> What is needed:
Wherever a line holds the word "童梦剧场", copy that line out.

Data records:
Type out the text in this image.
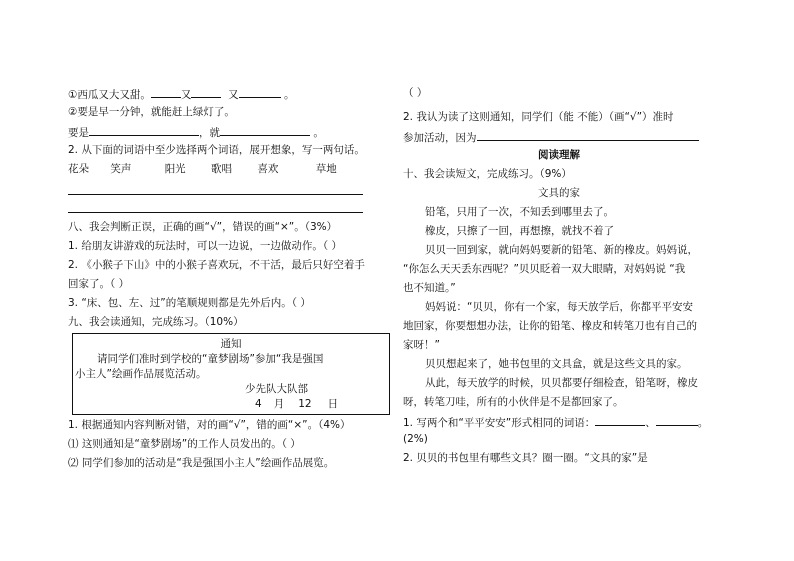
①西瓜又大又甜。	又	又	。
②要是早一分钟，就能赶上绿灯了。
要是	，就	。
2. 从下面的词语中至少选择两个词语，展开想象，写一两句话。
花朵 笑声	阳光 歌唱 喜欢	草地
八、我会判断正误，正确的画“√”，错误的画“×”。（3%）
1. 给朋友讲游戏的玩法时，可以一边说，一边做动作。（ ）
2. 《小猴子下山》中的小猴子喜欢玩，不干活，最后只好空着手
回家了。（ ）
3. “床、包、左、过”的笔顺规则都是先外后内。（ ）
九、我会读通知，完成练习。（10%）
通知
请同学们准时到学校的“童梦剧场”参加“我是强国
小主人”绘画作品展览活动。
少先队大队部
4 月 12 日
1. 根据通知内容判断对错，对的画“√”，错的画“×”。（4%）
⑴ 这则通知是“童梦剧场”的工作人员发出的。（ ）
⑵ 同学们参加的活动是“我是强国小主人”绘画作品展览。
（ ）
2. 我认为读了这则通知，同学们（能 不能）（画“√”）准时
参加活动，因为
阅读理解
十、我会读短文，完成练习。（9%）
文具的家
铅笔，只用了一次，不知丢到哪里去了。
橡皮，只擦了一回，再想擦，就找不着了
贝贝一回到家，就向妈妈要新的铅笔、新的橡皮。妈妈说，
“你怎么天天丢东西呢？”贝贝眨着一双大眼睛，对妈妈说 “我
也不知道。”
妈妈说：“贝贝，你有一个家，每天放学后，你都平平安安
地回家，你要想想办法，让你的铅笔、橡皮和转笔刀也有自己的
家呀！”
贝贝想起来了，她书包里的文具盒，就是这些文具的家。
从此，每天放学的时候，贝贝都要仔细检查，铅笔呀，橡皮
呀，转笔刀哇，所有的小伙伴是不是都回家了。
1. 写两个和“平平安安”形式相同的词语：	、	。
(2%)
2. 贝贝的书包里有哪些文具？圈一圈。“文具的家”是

> Result below:
请同学们准时到学校的“童梦剧场”参加“我是强国
⑴ 这则通知是“童梦剧场”的工作人员发出的。（ ）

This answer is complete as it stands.